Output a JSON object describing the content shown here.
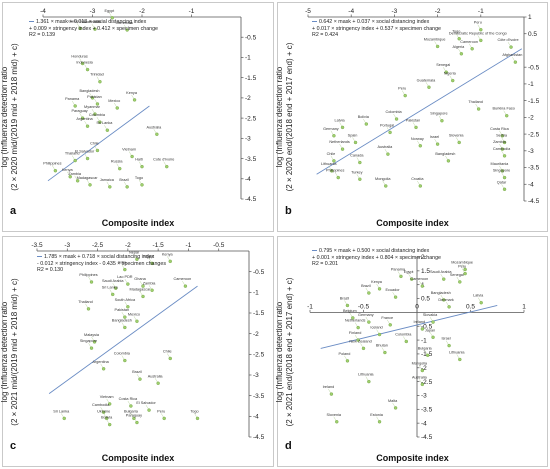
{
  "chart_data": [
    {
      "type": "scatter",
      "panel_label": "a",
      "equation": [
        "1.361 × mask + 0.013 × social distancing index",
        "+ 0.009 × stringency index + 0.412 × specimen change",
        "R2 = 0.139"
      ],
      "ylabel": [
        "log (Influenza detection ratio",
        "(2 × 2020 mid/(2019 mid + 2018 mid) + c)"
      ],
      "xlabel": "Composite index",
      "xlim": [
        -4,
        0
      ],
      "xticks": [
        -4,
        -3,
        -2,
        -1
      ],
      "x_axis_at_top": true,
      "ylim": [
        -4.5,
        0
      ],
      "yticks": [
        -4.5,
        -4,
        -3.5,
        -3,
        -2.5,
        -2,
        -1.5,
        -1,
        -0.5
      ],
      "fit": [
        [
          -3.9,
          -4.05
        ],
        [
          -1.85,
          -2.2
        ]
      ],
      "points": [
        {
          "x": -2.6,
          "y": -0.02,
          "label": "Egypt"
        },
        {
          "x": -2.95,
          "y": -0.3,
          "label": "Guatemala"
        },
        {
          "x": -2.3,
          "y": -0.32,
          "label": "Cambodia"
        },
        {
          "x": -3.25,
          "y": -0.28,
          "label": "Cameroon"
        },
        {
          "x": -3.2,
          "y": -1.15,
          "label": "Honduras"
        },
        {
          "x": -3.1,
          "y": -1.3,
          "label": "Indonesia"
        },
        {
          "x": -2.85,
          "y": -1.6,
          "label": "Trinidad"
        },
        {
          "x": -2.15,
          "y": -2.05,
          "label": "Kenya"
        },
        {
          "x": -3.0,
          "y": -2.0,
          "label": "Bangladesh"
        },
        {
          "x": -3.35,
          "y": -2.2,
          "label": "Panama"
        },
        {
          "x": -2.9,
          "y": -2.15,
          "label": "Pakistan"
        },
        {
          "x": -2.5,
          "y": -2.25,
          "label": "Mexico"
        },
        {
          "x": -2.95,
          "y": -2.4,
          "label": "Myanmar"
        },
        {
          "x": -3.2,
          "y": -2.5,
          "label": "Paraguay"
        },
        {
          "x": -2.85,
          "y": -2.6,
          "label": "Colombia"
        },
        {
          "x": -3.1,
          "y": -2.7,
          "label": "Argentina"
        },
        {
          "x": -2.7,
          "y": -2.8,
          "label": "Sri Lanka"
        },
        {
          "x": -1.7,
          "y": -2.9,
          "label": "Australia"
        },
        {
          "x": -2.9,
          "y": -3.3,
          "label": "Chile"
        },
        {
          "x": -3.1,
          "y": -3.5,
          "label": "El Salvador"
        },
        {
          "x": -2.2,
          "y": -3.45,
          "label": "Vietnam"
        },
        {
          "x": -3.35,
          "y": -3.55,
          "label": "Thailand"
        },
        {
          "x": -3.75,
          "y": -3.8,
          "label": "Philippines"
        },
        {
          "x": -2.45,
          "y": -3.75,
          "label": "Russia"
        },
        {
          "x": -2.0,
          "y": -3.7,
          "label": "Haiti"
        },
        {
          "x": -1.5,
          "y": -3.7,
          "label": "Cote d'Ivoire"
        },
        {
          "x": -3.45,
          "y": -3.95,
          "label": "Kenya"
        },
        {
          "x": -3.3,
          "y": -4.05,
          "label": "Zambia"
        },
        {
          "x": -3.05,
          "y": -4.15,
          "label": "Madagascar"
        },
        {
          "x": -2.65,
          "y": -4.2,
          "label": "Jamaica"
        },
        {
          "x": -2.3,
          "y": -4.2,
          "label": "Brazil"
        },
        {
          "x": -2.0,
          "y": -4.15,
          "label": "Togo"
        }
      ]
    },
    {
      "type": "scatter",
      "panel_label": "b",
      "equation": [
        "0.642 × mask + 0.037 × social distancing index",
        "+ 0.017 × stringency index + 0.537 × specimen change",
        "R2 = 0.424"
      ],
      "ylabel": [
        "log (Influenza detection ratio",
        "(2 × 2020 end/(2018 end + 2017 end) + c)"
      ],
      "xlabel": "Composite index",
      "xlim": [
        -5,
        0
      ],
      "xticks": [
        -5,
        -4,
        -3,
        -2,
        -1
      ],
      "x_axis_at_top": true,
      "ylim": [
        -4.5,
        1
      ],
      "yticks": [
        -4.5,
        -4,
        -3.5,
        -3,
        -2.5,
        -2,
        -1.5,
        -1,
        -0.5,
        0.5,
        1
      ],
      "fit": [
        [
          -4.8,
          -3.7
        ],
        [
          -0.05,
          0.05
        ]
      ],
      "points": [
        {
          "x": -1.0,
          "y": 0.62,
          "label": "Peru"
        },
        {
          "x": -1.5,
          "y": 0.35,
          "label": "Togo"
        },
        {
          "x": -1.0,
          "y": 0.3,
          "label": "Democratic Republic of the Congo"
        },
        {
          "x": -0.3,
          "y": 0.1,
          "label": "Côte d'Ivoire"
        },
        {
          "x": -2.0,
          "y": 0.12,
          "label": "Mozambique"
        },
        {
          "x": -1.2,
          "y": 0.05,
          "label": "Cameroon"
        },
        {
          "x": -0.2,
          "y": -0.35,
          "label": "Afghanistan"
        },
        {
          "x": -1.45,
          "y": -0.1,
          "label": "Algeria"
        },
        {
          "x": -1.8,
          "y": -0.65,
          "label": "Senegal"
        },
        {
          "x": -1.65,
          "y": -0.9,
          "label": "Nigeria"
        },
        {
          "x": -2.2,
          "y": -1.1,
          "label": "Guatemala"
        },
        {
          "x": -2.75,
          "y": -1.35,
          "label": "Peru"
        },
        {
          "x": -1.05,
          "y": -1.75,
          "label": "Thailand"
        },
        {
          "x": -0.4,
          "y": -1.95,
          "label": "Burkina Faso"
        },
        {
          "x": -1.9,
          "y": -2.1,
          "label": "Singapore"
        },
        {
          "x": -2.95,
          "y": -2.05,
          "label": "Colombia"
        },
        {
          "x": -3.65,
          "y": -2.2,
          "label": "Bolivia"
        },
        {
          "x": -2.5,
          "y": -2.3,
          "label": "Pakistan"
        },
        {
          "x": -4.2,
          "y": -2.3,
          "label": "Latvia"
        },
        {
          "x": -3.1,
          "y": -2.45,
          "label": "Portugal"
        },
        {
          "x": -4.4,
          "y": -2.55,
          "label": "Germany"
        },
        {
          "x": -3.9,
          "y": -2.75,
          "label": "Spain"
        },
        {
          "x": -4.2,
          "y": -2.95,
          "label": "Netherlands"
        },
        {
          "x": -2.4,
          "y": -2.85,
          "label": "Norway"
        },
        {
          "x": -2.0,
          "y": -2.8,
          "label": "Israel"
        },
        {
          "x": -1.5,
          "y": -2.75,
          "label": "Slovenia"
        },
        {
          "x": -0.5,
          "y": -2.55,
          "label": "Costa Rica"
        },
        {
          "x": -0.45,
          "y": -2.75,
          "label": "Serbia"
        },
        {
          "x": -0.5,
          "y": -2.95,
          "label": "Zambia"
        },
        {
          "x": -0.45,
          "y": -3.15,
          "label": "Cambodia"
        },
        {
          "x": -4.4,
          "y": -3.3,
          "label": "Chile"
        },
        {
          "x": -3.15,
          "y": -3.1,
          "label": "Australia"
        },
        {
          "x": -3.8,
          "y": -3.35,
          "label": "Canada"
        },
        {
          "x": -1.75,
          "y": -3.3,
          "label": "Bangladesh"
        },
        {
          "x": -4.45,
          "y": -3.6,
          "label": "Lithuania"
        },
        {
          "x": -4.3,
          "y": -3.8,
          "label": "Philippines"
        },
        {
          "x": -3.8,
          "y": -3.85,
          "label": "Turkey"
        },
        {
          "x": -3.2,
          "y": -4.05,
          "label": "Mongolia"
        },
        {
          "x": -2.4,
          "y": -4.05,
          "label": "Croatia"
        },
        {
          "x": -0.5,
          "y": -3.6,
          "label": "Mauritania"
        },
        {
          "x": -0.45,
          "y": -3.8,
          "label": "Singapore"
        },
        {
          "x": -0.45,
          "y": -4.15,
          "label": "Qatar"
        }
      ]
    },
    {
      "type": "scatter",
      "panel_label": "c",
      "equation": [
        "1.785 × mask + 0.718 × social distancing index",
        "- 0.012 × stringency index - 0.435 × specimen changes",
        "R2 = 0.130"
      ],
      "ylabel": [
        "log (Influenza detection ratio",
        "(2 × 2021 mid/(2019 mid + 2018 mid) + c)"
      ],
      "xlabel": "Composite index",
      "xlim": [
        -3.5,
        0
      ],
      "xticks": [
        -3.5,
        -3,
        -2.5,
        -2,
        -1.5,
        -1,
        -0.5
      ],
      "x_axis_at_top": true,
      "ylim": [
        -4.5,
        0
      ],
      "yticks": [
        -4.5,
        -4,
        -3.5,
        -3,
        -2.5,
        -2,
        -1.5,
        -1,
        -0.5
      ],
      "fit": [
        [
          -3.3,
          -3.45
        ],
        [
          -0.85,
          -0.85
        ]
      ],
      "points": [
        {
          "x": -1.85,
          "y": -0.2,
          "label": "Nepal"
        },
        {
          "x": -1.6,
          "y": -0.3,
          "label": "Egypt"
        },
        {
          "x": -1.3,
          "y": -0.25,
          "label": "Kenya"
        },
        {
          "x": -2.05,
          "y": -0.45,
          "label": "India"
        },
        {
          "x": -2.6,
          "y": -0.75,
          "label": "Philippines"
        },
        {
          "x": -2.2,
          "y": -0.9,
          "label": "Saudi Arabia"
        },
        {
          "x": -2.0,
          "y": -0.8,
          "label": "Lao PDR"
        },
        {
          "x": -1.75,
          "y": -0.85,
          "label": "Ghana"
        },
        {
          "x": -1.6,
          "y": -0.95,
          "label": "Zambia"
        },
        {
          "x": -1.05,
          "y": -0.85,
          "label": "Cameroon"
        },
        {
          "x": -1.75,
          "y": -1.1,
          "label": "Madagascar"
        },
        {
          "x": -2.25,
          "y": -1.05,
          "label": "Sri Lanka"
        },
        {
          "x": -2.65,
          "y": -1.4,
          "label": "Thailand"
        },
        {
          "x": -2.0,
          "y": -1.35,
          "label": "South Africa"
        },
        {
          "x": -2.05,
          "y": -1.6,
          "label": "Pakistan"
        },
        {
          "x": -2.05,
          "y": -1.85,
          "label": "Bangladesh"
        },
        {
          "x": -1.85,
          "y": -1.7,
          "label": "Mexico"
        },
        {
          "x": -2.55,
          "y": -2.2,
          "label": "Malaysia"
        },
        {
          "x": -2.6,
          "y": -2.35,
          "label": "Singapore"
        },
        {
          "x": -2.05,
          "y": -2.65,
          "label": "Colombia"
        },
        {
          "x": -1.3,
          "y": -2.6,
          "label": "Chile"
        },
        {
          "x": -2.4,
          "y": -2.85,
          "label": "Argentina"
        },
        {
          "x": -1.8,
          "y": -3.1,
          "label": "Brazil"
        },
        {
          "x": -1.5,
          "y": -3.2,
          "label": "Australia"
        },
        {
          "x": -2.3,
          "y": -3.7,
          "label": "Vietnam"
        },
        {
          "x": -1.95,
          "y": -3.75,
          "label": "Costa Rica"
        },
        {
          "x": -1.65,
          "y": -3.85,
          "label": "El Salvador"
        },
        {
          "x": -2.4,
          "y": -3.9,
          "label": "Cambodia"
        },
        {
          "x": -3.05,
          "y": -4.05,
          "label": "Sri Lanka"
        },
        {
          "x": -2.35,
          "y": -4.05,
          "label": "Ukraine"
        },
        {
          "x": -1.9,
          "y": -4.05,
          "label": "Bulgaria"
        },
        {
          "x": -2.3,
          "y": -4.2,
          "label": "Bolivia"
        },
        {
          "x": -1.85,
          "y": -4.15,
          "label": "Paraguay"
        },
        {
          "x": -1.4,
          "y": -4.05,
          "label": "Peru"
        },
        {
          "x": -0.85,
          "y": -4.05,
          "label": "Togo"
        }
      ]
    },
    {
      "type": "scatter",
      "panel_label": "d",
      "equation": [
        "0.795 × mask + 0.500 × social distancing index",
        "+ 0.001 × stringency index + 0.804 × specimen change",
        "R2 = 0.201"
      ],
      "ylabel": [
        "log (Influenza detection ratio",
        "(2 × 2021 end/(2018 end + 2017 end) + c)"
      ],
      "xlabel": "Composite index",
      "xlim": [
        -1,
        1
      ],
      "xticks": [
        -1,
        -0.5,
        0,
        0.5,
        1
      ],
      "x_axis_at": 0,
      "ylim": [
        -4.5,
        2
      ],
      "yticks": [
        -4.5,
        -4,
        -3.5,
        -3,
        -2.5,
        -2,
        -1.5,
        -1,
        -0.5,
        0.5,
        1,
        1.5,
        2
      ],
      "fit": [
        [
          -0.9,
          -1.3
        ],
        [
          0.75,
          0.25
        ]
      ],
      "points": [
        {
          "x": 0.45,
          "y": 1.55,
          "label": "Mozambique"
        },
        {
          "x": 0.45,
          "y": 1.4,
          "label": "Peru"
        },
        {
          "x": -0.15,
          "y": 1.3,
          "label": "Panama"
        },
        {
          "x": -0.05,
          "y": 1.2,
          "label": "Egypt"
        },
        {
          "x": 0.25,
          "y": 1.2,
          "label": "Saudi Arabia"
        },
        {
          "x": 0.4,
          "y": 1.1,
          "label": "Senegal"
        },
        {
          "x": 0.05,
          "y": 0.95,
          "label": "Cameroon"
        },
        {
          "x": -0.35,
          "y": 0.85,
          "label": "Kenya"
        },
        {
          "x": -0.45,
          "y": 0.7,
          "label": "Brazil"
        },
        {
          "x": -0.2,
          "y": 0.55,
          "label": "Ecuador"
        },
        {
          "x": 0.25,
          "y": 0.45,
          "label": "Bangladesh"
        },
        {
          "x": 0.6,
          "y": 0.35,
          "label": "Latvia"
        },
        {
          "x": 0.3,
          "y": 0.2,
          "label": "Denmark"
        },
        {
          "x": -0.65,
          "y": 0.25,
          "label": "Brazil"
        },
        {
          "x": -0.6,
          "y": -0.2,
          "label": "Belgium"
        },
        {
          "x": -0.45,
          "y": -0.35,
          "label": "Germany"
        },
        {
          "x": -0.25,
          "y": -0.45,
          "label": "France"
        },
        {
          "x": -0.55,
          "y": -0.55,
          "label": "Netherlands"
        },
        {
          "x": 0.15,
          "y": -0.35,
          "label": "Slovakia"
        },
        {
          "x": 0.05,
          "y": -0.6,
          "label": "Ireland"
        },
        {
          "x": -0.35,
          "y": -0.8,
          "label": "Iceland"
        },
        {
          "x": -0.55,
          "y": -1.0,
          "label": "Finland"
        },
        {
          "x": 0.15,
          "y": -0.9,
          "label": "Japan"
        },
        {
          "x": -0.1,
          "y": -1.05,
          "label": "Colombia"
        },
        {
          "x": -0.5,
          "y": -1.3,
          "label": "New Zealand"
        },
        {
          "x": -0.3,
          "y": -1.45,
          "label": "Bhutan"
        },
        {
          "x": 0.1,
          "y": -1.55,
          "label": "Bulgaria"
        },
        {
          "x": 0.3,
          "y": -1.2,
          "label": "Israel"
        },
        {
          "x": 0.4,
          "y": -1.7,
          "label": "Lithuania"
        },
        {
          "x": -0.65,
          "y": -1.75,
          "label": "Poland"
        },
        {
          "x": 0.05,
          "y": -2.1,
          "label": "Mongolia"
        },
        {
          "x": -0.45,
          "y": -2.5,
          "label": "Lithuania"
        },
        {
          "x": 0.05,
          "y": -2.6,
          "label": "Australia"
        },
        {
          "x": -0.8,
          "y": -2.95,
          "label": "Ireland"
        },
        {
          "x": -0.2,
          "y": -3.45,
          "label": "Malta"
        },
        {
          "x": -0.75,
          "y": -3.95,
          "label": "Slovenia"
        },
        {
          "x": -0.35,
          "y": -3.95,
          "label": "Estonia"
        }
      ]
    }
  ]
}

Exercise task:
Report each line of the material above where the word "distancing" appears.

Exercise answer:
        "1.361 × mask + 0.013 × social distancing index",
        "0.642 × mask + 0.037 × social distancing index",
        "1.785 × mask + 0.718 × social distancing index",
        "0.795 × mask + 0.500 × social distancing index",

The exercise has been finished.